▼▼▼

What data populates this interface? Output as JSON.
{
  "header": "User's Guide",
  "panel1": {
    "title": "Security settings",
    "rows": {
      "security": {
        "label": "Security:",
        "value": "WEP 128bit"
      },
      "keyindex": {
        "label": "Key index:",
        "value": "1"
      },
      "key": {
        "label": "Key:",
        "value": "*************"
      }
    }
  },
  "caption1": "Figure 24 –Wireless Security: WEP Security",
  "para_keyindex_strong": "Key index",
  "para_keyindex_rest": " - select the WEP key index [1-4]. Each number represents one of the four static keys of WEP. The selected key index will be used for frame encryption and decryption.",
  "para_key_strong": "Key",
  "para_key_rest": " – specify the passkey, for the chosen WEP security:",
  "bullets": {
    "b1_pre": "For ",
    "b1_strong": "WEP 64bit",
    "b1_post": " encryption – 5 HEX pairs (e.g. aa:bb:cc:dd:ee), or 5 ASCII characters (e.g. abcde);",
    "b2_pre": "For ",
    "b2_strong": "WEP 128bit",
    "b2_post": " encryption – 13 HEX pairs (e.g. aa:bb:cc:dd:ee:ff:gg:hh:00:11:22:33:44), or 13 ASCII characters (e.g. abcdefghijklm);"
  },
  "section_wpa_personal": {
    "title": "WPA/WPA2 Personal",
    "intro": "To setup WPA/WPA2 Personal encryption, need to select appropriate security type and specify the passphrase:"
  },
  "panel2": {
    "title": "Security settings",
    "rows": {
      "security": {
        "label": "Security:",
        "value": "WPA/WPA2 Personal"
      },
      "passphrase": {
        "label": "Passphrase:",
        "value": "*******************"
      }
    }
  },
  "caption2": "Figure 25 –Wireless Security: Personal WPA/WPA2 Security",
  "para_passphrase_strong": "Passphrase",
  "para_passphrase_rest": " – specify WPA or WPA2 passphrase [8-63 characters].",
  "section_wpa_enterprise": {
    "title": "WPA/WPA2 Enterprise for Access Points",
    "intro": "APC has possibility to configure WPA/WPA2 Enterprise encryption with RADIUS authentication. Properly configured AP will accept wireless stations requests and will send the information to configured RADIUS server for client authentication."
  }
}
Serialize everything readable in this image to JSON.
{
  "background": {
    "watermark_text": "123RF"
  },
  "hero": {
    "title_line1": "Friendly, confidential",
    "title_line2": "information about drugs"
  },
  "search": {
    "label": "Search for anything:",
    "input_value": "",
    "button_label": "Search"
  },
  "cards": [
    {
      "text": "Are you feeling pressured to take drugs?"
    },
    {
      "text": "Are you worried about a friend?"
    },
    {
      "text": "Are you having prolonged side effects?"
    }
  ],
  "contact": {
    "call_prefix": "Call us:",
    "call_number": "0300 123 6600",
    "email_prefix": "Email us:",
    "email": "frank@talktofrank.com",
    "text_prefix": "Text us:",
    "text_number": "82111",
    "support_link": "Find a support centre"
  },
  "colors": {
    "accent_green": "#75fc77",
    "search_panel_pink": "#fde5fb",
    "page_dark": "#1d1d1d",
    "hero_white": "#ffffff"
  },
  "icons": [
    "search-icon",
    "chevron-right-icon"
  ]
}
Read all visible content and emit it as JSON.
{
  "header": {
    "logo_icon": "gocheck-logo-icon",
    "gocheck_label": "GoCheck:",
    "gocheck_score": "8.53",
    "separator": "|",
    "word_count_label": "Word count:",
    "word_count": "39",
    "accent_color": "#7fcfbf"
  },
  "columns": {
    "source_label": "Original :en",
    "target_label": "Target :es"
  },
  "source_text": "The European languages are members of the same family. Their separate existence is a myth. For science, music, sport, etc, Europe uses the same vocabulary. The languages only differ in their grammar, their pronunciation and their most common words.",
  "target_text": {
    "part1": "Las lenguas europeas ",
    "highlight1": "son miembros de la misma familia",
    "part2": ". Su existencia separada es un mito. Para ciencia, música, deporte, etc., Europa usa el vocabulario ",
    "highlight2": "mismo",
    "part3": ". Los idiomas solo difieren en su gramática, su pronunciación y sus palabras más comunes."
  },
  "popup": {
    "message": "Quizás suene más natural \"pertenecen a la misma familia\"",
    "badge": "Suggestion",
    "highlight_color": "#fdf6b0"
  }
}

▲▲▲

● **Short task**
Copy out each line in the preceding records that contains "encryption".

● **Result**
  "para_keyindex_rest": " - select the WEP key index [1-4]. Each number represents one of the four static keys of WEP. The selected key index will be used for frame encryption and decryption.",
    "b1_post": " encryption – 5 HEX pairs (e.g. aa:bb:cc:dd:ee), or 5 ASCII characters (e.g. abcde);",
    "b2_post": " encryption – 13 HEX pairs (e.g. aa:bb:cc:dd:ee:ff:gg:hh:00:11:22:33:44), or 13 ASCII characters (e.g. abcdefghijklm);"
    "intro": "To setup WPA/WPA2 Personal encryption, need to select appropriate security type and specify the passphrase:"
    "intro": "APC has possibility to configure WPA/WPA2 Enterprise encryption with RADIUS authentication. Properly configured AP will accept wireless stations requests and will send the information to configured RADIUS server for client authentication."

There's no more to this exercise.